DIRECTIONS: Take every line that has the string "uren" and copy it out.
START
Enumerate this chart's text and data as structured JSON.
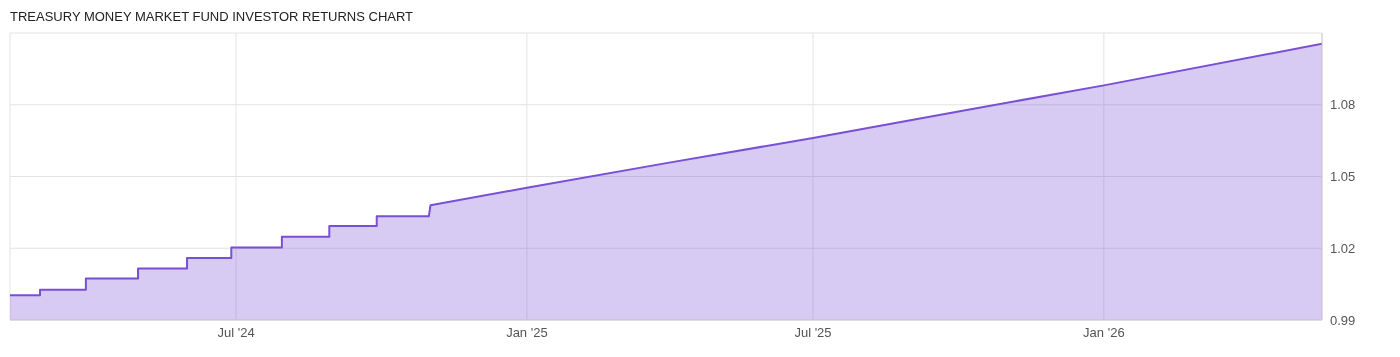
{
  "chart_data": {
    "type": "area",
    "title": "TREASURY MONEY MARKET FUND INVESTOR RETURNS CHART",
    "x": [
      "2024-02-09",
      "2024-02-28",
      "2024-02-28",
      "2024-03-28",
      "2024-03-28",
      "2024-04-30",
      "2024-04-30",
      "2024-05-31",
      "2024-05-31",
      "2024-06-28",
      "2024-06-28",
      "2024-07-30",
      "2024-07-30",
      "2024-08-29",
      "2024-08-29",
      "2024-09-28",
      "2024-09-28",
      "2024-10-31",
      "2024-11-01",
      "2025-01-01",
      "2025-04-01",
      "2025-07-01",
      "2025-10-01",
      "2026-01-01",
      "2026-05-19"
    ],
    "series": [
      {
        "color": "#7a4fd6",
        "values": [
          1.0004,
          1.0004,
          1.0027,
          1.0027,
          1.0073,
          1.0073,
          1.0115,
          1.0115,
          1.0159,
          1.0159,
          1.0203,
          1.0203,
          1.0248,
          1.0248,
          1.0293,
          1.0293,
          1.0334,
          1.0334,
          1.038,
          1.0453,
          1.0558,
          1.0661,
          1.0772,
          1.0881,
          1.1055
        ]
      }
    ],
    "xlim": [
      "2024-02-09",
      "2026-05-19"
    ],
    "xticks": [
      {
        "value": "2024-07-01",
        "label": "Jul '24"
      },
      {
        "value": "2025-01-01",
        "label": "Jan '25"
      },
      {
        "value": "2025-07-01",
        "label": "Jul '25"
      },
      {
        "value": "2026-01-01",
        "label": "Jan '26"
      }
    ],
    "ylim": [
      0.99,
      1.11
    ],
    "yticks": [
      0.99,
      1.02,
      1.05,
      1.08,
      {
        "value": 1.11,
        "label": null
      }
    ],
    "grid": true
  }
}
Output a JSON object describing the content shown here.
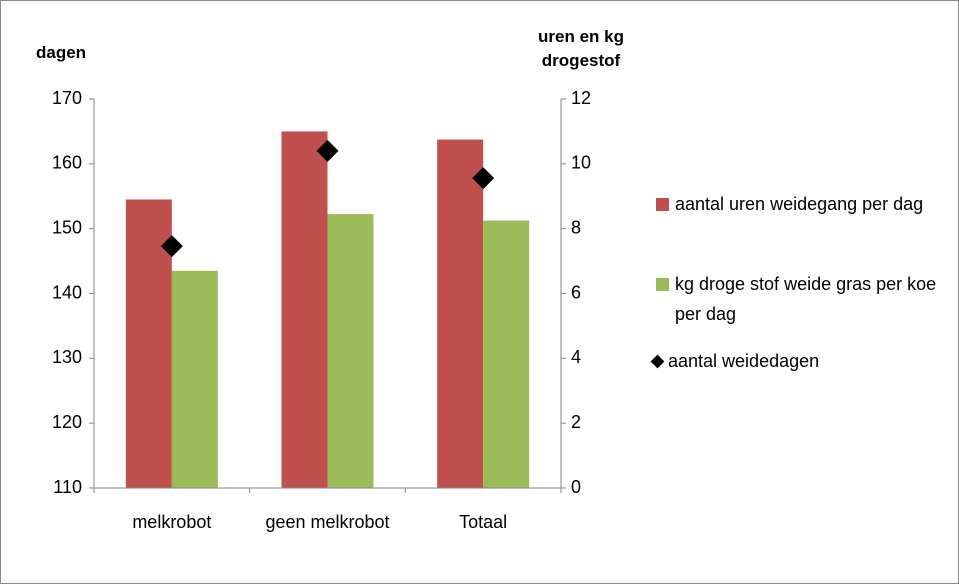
{
  "chart_data": {
    "type": "bar",
    "categories": [
      "melkrobot",
      "geen melkrobot",
      "Totaal"
    ],
    "ylabel": "dagen",
    "y2label": "uren en kg drogestof",
    "ylim": [
      110,
      170
    ],
    "yticks": [
      110,
      120,
      130,
      140,
      150,
      160,
      170
    ],
    "y2lim": [
      0,
      12
    ],
    "y2ticks": [
      0,
      2,
      4,
      6,
      8,
      10,
      12
    ],
    "series": [
      {
        "name": "aantal uren weidegang per dag",
        "color": "#c0504d",
        "type": "bar",
        "axis": "y2",
        "values": [
          8.9,
          11.0,
          10.75
        ]
      },
      {
        "name": "kg droge stof weide gras per koe per dag",
        "color": "#9bbb59",
        "type": "bar",
        "axis": "y2",
        "values": [
          6.7,
          8.45,
          8.25
        ]
      },
      {
        "name": "aantal weidedagen",
        "color": "#000000",
        "type": "marker",
        "axis": "y",
        "values": [
          147.3,
          162.0,
          157.8
        ]
      }
    ],
    "legend": "right"
  }
}
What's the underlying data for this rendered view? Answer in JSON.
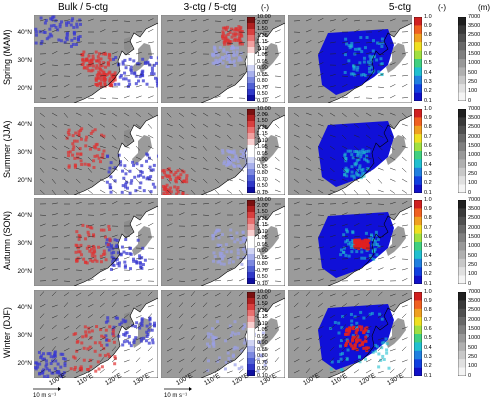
{
  "column_titles": [
    "Bulk / 5-ctg",
    "3-ctg / 5-ctg",
    "5-ctg"
  ],
  "units": {
    "ratio": "(-)",
    "rate": "(-)",
    "elevation": "(m)"
  },
  "row_labels": [
    "Spring (MAM)",
    "Summer (JJA)",
    "Autumn (SON)",
    "Winter (DJF)"
  ],
  "lat_labels": [
    "40°N",
    "30°N",
    "20°N"
  ],
  "lon_labels": [
    "100°E",
    "110°E",
    "120°E",
    "130°E"
  ],
  "wind_scale": "10 m s⁻¹",
  "ratio_ticks": [
    "10.00",
    "2.00",
    "1.50",
    "1.25",
    "1.15",
    "1.10",
    "1.05",
    "0.95",
    "0.90",
    "0.85",
    "0.80",
    "0.70",
    "0.50",
    "0.10"
  ],
  "rate_ticks": [
    "1.0",
    "0.9",
    "0.8",
    "0.7",
    "0.6",
    "0.5",
    "0.4",
    "0.3",
    "0.2",
    "0.1"
  ],
  "elev_ticks": [
    "7000",
    "3500",
    "2500",
    "2000",
    "1500",
    "1000",
    "500",
    "250",
    "100",
    "0"
  ],
  "colors": {
    "land_gray": "#8a8a8a",
    "ocean": "#ffffff",
    "ratio_red": "#e03030",
    "ratio_blue": "#3a3ad0",
    "rate_blue": "#1010d8",
    "rate_high": "#e02020"
  }
}
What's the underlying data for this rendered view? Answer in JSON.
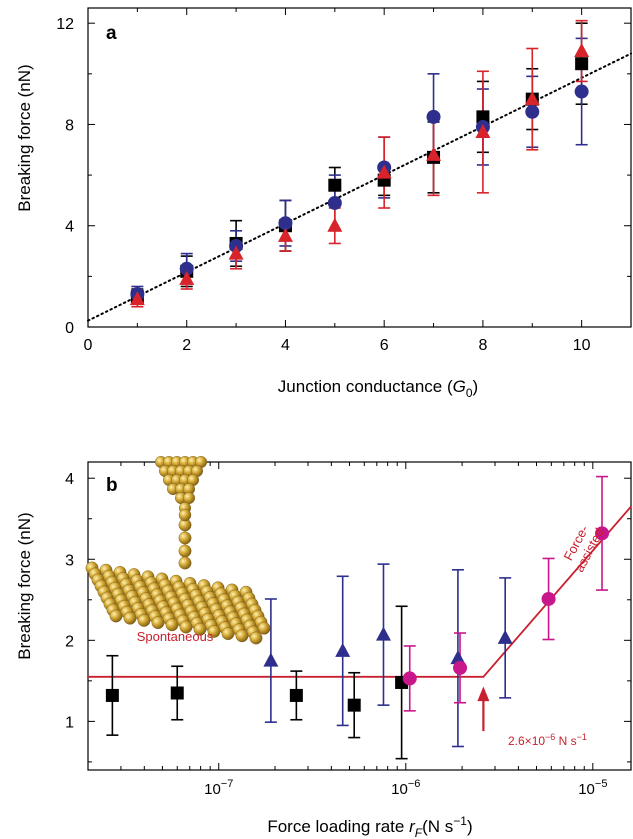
{
  "colors": {
    "black": "#000000",
    "blue": "#2e2f8c",
    "red": "#d9232a",
    "magenta": "#c8178a",
    "fit_line": "#c8202e",
    "gold": "#c9a227"
  },
  "chart_data": [
    {
      "type": "scatter",
      "panel_label": "a",
      "xlabel": "Junction conductance",
      "xlabel_symbol": "G",
      "xlabel_sub": "0",
      "ylabel": "Breaking force (nN)",
      "xlim": [
        0,
        11
      ],
      "ylim": [
        0,
        12.6
      ],
      "xticks": [
        0,
        2,
        4,
        6,
        8,
        10
      ],
      "yticks": [
        0,
        4,
        8,
        12
      ],
      "grid": false,
      "fit_line": {
        "style": "dotted",
        "x": [
          0,
          11
        ],
        "y": [
          0.25,
          10.8
        ]
      },
      "series": [
        {
          "marker": "square",
          "color": "#000000",
          "x": [
            1,
            2,
            3,
            4,
            5,
            6,
            7,
            8,
            9,
            10
          ],
          "y": [
            1.2,
            2.2,
            3.3,
            4.0,
            5.6,
            5.8,
            6.7,
            8.3,
            9.0,
            10.4
          ],
          "err": [
            0.3,
            0.6,
            0.9,
            1.0,
            0.7,
            0.6,
            1.4,
            1.4,
            1.2,
            1.6
          ]
        },
        {
          "marker": "circle",
          "color": "#2e2f8c",
          "x": [
            1,
            2,
            3,
            4,
            5,
            6,
            7,
            8,
            9,
            10
          ],
          "y": [
            1.3,
            2.3,
            3.2,
            4.1,
            4.9,
            6.3,
            8.3,
            7.9,
            8.5,
            9.3
          ],
          "err": [
            0.3,
            0.6,
            0.6,
            0.9,
            1.1,
            1.2,
            1.7,
            1.5,
            1.4,
            2.1
          ]
        },
        {
          "marker": "triangle",
          "color": "#d9232a",
          "x": [
            1,
            2,
            3,
            4,
            5,
            6,
            7,
            8,
            9,
            10
          ],
          "y": [
            1.1,
            1.9,
            2.9,
            3.6,
            4.0,
            6.1,
            6.8,
            7.7,
            9.0,
            10.9
          ],
          "err": [
            0.3,
            0.4,
            0.6,
            0.6,
            0.7,
            1.4,
            1.6,
            2.4,
            2.0,
            1.2
          ]
        }
      ]
    },
    {
      "type": "scatter",
      "panel_label": "b",
      "xscale": "log",
      "xlabel": "Force loading rate",
      "xlabel_symbol": "r",
      "xlabel_sub": "F",
      "xlabel_units": "(N s",
      "xlabel_units_sup": "−1",
      "xlabel_units_end": ")",
      "ylabel": "Breaking force (nN)",
      "xlim": [
        2e-08,
        1.6e-05
      ],
      "ylim": [
        0.4,
        4.2
      ],
      "xticks": [
        1e-07,
        1e-06,
        1e-05
      ],
      "xtick_labels": [
        {
          "base": "10",
          "exp": "−7"
        },
        {
          "base": "10",
          "exp": "−6"
        },
        {
          "base": "10",
          "exp": "−5"
        }
      ],
      "yticks": [
        1,
        2,
        3,
        4
      ],
      "grid": false,
      "series": [
        {
          "marker": "square",
          "color": "#000000",
          "x": [
            2.7e-08,
            6e-08,
            2.6e-07,
            5.3e-07,
            9.5e-07
          ],
          "y": [
            1.32,
            1.35,
            1.32,
            1.2,
            1.48
          ],
          "err": [
            0.49,
            0.33,
            0.3,
            0.4,
            0.94
          ]
        },
        {
          "marker": "triangle",
          "color": "#2e2f8c",
          "x": [
            1.9e-07,
            4.6e-07,
            7.6e-07,
            1.9e-06,
            3.4e-06
          ],
          "y": [
            1.75,
            1.87,
            2.07,
            1.78,
            2.03
          ],
          "err": [
            0.76,
            0.92,
            0.87,
            1.09,
            0.74
          ]
        },
        {
          "marker": "circle",
          "color": "#c8178a",
          "x": [
            1.05e-06,
            1.95e-06,
            5.8e-06,
            1.12e-05
          ],
          "y": [
            1.53,
            1.66,
            2.51,
            3.32
          ],
          "err": [
            0.4,
            0.43,
            0.5,
            0.7
          ]
        }
      ],
      "fit_line": {
        "x": [
          2e-08,
          2.6e-06,
          1.6e-05
        ],
        "y": [
          1.55,
          1.55,
          3.65
        ]
      },
      "arrow_x": 2.6e-06,
      "annotation_rate": {
        "mantissa": "2.6×10",
        "exp": "−6",
        "unit": " N s",
        "unit_exp": "−1"
      },
      "label_force_assisted": [
        "Force-",
        "assisted"
      ],
      "label_spontaneous": "Spontaneous"
    }
  ]
}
END
TASK RESPONSE:
    "y2label": "uren en kg drogestof",
        "name": "aantal uren weidegang per dag",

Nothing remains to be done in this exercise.